Aim of the task
Locate the word "this" in the material, then show every line that holds it.

##########

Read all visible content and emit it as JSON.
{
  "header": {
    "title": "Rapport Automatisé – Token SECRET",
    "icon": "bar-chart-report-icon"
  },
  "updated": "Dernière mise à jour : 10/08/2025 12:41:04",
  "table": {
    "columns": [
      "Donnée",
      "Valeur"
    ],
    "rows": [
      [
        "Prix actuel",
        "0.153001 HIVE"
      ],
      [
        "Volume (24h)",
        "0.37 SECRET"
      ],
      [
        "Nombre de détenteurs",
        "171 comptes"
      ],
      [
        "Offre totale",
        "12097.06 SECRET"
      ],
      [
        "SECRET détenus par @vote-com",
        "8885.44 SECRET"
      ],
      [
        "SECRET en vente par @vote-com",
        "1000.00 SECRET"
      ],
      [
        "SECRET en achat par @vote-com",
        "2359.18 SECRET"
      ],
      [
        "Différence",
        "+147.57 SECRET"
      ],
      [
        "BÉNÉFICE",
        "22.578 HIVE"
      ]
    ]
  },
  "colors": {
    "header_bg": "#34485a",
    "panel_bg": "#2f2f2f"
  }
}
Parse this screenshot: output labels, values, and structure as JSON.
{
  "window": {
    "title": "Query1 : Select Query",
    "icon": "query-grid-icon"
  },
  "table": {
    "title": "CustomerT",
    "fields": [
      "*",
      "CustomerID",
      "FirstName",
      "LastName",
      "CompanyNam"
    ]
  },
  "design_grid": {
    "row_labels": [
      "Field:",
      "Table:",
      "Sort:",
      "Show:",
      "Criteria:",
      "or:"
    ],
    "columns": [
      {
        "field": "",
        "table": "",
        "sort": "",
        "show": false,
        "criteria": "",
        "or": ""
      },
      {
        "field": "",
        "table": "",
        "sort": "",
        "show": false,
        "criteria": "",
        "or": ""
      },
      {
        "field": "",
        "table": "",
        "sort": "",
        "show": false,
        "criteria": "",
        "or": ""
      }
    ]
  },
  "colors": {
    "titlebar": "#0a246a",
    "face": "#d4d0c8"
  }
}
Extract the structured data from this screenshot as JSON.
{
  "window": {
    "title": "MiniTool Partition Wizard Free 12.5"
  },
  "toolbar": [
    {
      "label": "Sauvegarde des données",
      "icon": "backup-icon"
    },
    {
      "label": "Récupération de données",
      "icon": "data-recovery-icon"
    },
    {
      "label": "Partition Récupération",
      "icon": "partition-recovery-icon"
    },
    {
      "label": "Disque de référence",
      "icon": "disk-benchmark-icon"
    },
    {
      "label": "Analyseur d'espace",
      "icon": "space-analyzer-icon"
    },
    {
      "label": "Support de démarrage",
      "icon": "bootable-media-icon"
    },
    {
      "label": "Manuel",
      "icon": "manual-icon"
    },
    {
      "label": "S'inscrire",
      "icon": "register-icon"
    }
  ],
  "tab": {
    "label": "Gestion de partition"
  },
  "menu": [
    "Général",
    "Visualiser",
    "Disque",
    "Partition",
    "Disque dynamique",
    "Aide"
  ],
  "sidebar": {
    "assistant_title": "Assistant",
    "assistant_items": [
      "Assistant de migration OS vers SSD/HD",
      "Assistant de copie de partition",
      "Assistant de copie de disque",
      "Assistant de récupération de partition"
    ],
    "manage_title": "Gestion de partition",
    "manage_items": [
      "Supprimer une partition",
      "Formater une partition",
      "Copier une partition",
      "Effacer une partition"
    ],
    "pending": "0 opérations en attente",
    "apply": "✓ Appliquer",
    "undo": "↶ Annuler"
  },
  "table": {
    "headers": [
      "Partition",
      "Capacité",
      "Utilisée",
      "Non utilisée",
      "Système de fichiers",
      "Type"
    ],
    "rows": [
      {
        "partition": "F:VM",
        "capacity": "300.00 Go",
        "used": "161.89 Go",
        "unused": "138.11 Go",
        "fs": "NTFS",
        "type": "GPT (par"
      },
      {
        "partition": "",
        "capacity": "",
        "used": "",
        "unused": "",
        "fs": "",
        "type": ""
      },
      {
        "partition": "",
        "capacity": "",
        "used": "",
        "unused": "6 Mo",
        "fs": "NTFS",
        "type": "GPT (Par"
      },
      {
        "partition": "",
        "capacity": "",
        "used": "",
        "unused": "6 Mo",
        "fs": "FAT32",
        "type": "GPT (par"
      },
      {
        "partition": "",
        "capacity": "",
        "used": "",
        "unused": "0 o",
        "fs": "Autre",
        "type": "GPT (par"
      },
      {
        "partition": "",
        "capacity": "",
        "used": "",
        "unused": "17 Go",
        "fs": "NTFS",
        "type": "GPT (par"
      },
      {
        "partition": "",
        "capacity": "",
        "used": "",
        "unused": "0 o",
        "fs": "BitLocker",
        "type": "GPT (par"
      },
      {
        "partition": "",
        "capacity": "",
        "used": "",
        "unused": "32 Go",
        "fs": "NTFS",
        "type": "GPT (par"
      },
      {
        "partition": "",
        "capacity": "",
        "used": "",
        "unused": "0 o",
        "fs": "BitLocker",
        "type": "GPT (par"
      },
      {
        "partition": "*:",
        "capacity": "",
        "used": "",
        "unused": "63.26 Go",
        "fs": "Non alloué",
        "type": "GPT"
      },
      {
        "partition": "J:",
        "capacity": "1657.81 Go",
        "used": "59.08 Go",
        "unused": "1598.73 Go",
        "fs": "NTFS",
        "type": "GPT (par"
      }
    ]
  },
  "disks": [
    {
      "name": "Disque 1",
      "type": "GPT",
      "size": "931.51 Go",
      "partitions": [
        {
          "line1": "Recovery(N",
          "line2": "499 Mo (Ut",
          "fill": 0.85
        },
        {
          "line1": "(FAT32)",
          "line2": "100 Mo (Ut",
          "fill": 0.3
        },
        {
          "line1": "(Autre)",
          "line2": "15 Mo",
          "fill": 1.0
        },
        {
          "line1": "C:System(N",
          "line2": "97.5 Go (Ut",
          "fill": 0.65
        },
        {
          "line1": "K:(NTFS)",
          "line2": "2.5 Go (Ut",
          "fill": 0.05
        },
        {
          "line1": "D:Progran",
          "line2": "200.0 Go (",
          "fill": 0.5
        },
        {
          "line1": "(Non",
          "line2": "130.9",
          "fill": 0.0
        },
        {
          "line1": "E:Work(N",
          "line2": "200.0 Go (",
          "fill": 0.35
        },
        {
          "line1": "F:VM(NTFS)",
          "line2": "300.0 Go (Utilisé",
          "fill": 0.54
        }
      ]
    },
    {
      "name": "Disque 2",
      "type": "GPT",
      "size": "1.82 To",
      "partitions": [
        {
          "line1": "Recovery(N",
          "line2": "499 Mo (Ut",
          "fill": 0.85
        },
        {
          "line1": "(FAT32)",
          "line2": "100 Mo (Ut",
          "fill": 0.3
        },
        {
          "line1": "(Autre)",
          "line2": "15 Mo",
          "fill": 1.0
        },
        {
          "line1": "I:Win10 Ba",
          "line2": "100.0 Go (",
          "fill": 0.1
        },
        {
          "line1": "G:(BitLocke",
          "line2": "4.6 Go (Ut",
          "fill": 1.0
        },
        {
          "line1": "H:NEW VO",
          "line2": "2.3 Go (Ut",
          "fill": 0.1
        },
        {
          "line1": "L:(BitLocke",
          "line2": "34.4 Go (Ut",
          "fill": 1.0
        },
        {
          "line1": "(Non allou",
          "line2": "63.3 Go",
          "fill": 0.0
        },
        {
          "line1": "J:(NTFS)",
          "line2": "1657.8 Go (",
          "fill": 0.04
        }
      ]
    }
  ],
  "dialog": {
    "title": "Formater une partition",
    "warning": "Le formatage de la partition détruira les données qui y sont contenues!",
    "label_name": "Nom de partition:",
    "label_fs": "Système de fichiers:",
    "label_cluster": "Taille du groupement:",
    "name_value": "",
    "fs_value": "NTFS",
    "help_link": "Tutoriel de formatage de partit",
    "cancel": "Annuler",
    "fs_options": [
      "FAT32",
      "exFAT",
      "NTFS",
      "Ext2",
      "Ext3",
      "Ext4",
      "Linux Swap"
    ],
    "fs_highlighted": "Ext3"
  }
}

##########

Correct answer
Parse this screenshot: output labels, values, and structure as JSON.
Extract the structured data from this screenshot as JSON.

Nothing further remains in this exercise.